§ Records for processing
● ● ●

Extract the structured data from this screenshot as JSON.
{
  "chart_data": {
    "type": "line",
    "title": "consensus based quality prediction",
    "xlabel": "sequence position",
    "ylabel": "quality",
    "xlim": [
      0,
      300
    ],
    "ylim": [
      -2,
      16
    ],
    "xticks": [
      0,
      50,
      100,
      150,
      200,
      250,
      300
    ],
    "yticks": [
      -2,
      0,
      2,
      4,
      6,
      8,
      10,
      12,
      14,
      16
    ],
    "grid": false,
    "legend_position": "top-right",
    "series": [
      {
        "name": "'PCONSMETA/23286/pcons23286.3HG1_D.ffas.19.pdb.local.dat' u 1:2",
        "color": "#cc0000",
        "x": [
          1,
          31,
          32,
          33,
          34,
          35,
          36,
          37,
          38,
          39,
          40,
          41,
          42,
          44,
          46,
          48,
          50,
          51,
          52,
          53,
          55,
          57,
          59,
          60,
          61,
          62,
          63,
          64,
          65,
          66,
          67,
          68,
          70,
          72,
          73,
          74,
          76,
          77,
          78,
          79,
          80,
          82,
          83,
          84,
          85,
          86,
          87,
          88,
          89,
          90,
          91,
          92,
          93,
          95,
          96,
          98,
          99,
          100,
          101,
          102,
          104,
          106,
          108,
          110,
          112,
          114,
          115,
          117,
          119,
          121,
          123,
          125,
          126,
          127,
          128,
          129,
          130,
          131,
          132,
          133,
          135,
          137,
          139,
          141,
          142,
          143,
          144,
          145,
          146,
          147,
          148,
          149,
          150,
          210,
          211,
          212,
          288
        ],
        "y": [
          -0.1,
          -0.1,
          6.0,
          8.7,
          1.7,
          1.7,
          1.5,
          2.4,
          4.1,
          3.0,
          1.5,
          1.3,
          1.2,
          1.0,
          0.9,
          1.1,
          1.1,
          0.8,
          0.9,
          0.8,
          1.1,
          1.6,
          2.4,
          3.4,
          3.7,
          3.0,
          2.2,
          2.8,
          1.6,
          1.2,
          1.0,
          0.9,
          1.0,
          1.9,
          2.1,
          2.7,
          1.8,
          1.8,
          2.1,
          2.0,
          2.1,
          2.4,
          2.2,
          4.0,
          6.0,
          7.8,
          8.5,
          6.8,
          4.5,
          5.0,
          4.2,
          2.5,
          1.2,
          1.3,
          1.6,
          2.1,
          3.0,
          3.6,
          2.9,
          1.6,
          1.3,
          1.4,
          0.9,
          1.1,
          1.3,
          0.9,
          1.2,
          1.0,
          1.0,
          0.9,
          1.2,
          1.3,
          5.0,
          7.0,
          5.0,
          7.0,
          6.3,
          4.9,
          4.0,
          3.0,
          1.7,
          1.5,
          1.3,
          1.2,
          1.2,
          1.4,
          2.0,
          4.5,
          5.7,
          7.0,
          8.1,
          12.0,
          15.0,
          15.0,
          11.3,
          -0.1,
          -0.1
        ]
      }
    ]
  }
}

● ● ●

§ What you have to do
Reproduce the material in full, with no word added or dropped.

§ Correct response
Extract the structured data from this screenshot as JSON.
{
  "chart_data": {
    "type": "line",
    "title": "consensus based quality prediction",
    "xlabel": "sequence position",
    "ylabel": "quality",
    "xlim": [
      0,
      300
    ],
    "ylim": [
      -2,
      16
    ],
    "xticks": [
      0,
      50,
      100,
      150,
      200,
      250,
      300
    ],
    "yticks": [
      -2,
      0,
      2,
      4,
      6,
      8,
      10,
      12,
      14,
      16
    ],
    "grid": false,
    "legend_position": "top-right",
    "series": [
      {
        "name": "'PCONSMETA/23286/pcons23286.3HG1_D.ffas.19.pdb.local.dat' u 1:2",
        "color": "#cc0000",
        "x": [
          1,
          31,
          32,
          33,
          34,
          35,
          36,
          37,
          38,
          39,
          40,
          41,
          42,
          44,
          46,
          48,
          50,
          51,
          52,
          53,
          55,
          57,
          59,
          60,
          61,
          62,
          63,
          64,
          65,
          66,
          67,
          68,
          70,
          72,
          73,
          74,
          76,
          77,
          78,
          79,
          80,
          82,
          83,
          84,
          85,
          86,
          87,
          88,
          89,
          90,
          91,
          92,
          93,
          95,
          96,
          98,
          99,
          100,
          101,
          102,
          104,
          106,
          108,
          110,
          112,
          114,
          115,
          117,
          119,
          121,
          123,
          125,
          126,
          127,
          128,
          129,
          130,
          131,
          132,
          133,
          135,
          137,
          139,
          141,
          142,
          143,
          144,
          145,
          146,
          147,
          148,
          149,
          150,
          210,
          211,
          212,
          288
        ],
        "y": [
          -0.1,
          -0.1,
          6.0,
          8.7,
          1.7,
          1.7,
          1.5,
          2.4,
          4.1,
          3.0,
          1.5,
          1.3,
          1.2,
          1.0,
          0.9,
          1.1,
          1.1,
          0.8,
          0.9,
          0.8,
          1.1,
          1.6,
          2.4,
          3.4,
          3.7,
          3.0,
          2.2,
          2.8,
          1.6,
          1.2,
          1.0,
          0.9,
          1.0,
          1.9,
          2.1,
          2.7,
          1.8,
          1.8,
          2.1,
          2.0,
          2.1,
          2.4,
          2.2,
          4.0,
          6.0,
          7.8,
          8.5,
          6.8,
          4.5,
          5.0,
          4.2,
          2.5,
          1.2,
          1.3,
          1.6,
          2.1,
          3.0,
          3.6,
          2.9,
          1.6,
          1.3,
          1.4,
          0.9,
          1.1,
          1.3,
          0.9,
          1.2,
          1.0,
          1.0,
          0.9,
          1.2,
          1.3,
          5.0,
          7.0,
          5.0,
          7.0,
          6.3,
          4.9,
          4.0,
          3.0,
          1.7,
          1.5,
          1.3,
          1.2,
          1.2,
          1.4,
          2.0,
          4.5,
          5.7,
          7.0,
          8.1,
          12.0,
          15.0,
          15.0,
          11.3,
          -0.1,
          -0.1
        ]
      }
    ]
  }
}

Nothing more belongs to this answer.